_INPUT RECORDS_.
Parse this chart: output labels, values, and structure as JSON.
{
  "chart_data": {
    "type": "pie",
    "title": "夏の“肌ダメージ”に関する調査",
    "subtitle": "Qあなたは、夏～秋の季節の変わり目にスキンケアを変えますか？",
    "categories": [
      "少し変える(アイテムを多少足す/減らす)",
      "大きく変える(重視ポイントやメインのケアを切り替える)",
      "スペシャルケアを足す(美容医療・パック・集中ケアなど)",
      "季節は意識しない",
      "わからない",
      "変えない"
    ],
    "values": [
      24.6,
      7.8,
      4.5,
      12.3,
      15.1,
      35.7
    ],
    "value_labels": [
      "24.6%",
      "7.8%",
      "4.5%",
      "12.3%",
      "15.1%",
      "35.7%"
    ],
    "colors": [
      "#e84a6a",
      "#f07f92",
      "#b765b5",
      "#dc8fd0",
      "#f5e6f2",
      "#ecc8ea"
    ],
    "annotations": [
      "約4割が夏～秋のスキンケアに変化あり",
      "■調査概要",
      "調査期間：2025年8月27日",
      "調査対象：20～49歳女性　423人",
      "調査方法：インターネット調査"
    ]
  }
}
...
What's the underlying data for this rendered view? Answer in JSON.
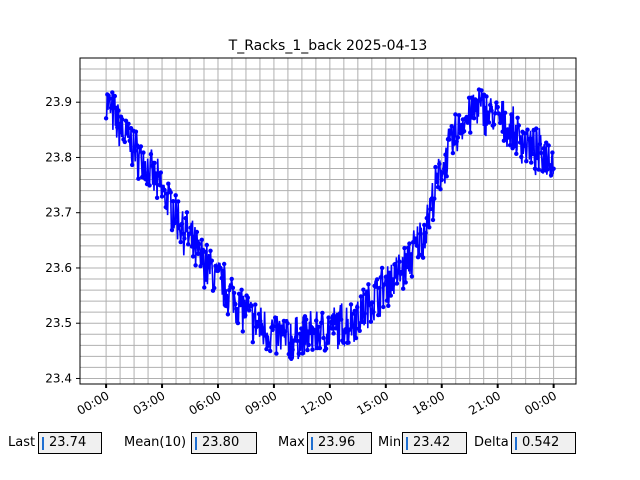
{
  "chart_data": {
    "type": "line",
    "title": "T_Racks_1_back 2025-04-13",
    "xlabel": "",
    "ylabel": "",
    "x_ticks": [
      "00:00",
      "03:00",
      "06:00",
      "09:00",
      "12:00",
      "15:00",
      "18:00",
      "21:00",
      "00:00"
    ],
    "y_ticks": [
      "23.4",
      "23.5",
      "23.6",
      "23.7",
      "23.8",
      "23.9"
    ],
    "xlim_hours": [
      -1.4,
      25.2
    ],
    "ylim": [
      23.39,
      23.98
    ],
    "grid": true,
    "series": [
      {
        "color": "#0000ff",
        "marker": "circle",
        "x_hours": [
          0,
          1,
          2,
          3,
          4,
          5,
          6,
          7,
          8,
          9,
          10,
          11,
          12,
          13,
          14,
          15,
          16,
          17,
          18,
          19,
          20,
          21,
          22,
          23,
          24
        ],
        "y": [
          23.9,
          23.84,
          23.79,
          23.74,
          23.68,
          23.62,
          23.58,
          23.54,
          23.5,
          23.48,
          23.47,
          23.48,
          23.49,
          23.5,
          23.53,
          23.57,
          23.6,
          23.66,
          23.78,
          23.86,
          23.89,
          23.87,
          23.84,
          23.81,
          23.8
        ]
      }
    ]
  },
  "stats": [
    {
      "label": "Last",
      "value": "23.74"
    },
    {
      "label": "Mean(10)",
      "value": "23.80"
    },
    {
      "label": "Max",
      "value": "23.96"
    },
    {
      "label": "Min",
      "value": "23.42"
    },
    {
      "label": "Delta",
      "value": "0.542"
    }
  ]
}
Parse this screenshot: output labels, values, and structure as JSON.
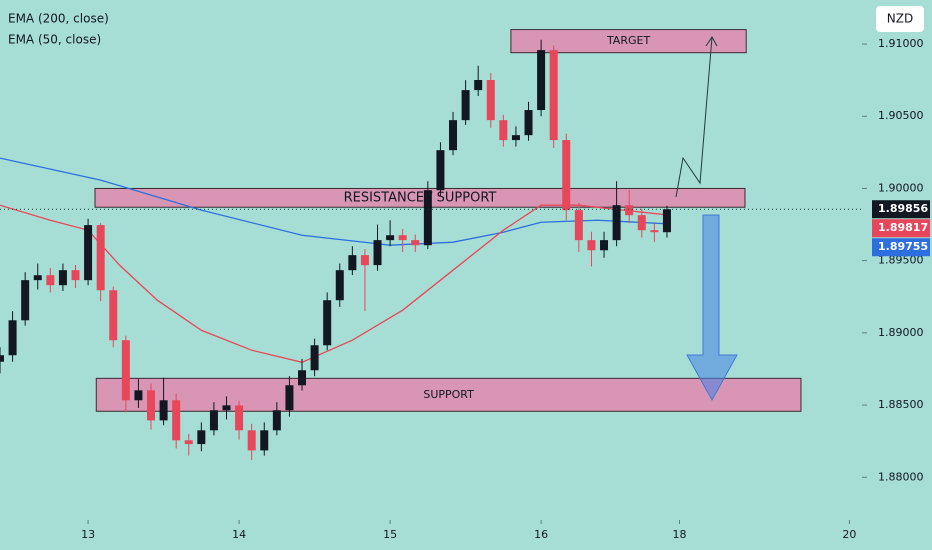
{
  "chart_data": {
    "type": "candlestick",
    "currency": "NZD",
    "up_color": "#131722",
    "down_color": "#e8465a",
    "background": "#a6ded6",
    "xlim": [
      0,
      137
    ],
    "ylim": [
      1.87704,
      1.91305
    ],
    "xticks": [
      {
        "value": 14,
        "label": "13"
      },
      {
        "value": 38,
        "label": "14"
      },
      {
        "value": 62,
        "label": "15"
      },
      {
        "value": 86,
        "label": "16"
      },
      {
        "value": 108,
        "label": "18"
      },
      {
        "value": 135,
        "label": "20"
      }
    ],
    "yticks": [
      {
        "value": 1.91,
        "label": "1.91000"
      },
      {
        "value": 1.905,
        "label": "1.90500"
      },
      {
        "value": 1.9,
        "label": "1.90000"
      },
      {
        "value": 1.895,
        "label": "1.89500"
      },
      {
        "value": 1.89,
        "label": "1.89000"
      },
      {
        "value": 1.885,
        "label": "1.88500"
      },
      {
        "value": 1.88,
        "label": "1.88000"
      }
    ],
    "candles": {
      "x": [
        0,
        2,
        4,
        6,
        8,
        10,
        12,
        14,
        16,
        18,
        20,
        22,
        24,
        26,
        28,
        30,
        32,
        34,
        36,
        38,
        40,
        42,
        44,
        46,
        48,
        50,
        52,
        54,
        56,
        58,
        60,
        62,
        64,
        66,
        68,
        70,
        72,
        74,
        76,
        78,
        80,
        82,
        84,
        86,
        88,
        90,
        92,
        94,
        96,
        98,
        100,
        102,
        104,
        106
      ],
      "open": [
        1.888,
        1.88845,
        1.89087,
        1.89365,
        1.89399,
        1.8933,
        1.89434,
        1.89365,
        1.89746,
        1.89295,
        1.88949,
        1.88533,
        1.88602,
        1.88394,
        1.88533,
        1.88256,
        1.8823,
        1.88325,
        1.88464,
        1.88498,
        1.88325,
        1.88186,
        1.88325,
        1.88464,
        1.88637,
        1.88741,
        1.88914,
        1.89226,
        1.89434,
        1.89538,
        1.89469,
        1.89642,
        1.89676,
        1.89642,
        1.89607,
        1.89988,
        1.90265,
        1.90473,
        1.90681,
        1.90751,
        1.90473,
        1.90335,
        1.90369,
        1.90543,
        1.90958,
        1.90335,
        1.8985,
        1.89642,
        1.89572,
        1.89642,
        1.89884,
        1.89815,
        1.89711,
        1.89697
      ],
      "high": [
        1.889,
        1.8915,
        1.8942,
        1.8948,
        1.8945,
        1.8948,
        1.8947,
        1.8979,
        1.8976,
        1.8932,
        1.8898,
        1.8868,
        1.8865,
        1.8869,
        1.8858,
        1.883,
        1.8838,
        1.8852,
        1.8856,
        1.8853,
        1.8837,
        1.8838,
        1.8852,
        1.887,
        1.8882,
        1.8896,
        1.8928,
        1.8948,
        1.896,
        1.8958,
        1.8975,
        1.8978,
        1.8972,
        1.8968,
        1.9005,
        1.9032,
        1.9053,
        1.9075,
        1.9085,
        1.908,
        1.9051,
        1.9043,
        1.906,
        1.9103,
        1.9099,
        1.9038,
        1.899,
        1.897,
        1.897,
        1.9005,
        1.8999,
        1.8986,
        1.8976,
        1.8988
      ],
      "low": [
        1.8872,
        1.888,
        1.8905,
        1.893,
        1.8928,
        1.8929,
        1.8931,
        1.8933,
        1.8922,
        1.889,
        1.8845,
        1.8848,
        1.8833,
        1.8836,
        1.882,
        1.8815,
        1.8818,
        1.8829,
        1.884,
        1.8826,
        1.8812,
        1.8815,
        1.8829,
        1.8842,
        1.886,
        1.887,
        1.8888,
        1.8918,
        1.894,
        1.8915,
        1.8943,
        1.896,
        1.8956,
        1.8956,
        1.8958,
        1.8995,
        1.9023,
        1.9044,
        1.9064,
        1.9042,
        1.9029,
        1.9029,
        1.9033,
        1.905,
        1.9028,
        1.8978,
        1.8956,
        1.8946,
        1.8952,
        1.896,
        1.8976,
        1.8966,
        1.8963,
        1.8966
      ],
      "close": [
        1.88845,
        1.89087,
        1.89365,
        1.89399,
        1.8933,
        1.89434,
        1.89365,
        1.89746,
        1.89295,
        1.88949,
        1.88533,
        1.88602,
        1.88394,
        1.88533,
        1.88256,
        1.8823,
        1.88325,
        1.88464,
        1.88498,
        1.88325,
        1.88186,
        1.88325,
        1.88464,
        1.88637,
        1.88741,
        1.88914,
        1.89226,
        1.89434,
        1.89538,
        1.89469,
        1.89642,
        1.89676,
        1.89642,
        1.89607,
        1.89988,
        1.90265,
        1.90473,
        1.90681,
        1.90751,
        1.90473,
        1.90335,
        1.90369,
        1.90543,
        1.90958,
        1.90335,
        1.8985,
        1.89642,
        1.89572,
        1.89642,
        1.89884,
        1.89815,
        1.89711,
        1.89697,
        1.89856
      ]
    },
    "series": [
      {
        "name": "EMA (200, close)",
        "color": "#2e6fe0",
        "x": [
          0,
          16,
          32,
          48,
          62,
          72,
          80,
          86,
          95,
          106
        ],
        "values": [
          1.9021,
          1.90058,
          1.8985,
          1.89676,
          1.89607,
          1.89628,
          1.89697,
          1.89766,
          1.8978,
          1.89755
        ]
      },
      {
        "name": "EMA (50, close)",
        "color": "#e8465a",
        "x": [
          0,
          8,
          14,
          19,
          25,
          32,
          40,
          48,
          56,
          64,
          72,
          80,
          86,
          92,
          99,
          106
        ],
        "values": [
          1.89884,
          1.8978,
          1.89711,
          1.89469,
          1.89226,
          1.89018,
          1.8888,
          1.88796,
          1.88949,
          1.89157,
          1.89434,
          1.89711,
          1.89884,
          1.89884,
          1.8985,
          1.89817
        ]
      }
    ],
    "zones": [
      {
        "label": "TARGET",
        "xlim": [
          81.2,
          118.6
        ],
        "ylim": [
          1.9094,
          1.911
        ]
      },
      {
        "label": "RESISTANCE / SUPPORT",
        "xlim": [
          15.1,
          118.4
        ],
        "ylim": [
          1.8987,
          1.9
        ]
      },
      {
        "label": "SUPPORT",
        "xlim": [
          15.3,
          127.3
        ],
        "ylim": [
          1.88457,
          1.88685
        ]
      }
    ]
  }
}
---
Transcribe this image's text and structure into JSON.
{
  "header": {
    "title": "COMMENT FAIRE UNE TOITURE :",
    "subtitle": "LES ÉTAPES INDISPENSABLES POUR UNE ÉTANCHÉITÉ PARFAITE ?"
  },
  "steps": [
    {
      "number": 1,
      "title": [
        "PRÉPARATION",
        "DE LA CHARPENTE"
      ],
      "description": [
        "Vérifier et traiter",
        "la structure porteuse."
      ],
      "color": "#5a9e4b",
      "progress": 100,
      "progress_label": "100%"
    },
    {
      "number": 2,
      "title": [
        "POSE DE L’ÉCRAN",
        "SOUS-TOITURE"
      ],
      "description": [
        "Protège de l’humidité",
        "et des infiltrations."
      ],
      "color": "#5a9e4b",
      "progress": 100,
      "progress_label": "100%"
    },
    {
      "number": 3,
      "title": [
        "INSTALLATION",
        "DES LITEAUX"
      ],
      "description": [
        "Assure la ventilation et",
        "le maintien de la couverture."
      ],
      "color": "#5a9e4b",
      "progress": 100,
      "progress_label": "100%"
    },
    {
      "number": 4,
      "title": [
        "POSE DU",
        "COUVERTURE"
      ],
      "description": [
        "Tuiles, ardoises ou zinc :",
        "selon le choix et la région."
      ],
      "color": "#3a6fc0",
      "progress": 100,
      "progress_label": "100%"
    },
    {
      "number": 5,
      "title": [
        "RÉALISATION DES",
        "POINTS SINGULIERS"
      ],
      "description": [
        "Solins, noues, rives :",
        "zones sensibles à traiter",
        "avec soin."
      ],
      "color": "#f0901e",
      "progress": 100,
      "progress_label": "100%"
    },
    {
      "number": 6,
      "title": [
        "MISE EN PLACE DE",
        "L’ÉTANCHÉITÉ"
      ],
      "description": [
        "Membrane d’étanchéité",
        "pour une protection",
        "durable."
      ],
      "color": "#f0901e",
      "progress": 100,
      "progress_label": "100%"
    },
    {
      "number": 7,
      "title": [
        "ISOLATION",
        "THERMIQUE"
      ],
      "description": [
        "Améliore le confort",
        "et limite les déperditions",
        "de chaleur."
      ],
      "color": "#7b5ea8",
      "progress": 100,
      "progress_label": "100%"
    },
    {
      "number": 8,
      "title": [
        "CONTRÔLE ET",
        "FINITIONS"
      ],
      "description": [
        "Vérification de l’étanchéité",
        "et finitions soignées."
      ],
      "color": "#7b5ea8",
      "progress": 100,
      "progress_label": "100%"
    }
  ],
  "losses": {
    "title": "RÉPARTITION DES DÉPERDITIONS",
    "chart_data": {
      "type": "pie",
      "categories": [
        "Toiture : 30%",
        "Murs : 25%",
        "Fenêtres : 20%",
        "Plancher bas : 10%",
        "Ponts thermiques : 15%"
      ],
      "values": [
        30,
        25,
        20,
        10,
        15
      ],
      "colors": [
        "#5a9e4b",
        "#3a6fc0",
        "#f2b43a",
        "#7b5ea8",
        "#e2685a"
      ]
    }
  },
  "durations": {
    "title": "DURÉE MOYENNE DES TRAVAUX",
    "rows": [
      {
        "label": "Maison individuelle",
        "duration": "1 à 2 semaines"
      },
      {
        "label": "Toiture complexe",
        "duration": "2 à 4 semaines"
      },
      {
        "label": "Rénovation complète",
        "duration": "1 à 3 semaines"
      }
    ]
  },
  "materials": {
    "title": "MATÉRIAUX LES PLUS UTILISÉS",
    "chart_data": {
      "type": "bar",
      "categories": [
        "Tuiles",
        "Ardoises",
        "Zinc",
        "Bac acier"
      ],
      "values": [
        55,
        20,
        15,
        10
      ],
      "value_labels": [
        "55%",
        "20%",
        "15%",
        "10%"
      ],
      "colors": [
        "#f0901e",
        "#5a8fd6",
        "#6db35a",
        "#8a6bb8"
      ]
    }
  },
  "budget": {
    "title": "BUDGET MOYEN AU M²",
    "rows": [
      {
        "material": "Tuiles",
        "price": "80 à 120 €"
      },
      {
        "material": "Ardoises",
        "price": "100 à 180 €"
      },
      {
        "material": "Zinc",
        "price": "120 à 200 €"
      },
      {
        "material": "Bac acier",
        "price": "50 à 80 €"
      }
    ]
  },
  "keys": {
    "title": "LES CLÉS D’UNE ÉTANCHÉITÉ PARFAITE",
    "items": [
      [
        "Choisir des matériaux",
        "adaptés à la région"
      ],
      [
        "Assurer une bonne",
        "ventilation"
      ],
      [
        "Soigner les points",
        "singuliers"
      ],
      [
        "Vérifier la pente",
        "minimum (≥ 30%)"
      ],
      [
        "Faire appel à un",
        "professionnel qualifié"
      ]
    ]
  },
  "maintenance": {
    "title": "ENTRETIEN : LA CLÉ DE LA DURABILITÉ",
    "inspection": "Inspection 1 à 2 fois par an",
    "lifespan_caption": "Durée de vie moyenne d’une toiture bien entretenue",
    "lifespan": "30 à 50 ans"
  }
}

_WHAT THIS TASK INVOLVES_. State how many lines of the material contain the string "number", with no other words.

_EXERCISE SOLUTION_. 8